▸ REQUIRED TASK:
What follows is a listing; restate every line of it word for word.

▸ PROVIDED INFORMATION:
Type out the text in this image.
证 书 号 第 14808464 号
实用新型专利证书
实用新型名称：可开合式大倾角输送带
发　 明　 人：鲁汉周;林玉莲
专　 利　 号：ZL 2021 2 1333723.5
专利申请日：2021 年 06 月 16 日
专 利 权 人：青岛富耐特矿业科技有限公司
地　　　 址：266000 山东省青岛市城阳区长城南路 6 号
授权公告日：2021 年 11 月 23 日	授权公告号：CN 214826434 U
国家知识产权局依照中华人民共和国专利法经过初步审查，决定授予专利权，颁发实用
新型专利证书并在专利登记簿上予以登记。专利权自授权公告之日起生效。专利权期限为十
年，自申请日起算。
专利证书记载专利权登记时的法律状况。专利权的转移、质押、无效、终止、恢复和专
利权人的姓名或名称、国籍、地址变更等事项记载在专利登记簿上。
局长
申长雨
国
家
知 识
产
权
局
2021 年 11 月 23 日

▸ ANSWER TO THIS PROBLEM:
Type out the text in this image.
证 书 号 第 14808464 号
实用新型专利证书
实用新型名称：可开合式大倾角输送带
发　 明　 人：鲁汉周;林玉莲
专　 利　 号：ZL 2021 2 1333723.5
专利申请日：2021 年 06 月 16 日
专 利 权 人：青岛富耐特矿业科技有限公司
地　　　 址：266000 山东省青岛市城阳区长城南路 6 号
授权公告日：2021 年 11 月 23 日	授权公告号：CN 214826434 U
国家知识产权局依照中华人民共和国专利法经过初步审查，决定授予专利权，颁发实用
新型专利证书并在专利登记簿上予以登记。专利权自授权公告之日起生效。专利权期限为十
年，自申请日起算。
专利证书记载专利权登记时的法律状况。专利权的转移、质押、无效、终止、恢复和专
利权人的姓名或名称、国籍、地址变更等事项记载在专利登记簿上。
局长
申长雨
国
家
知 识
产
权
局
2021 年 11 月 23 日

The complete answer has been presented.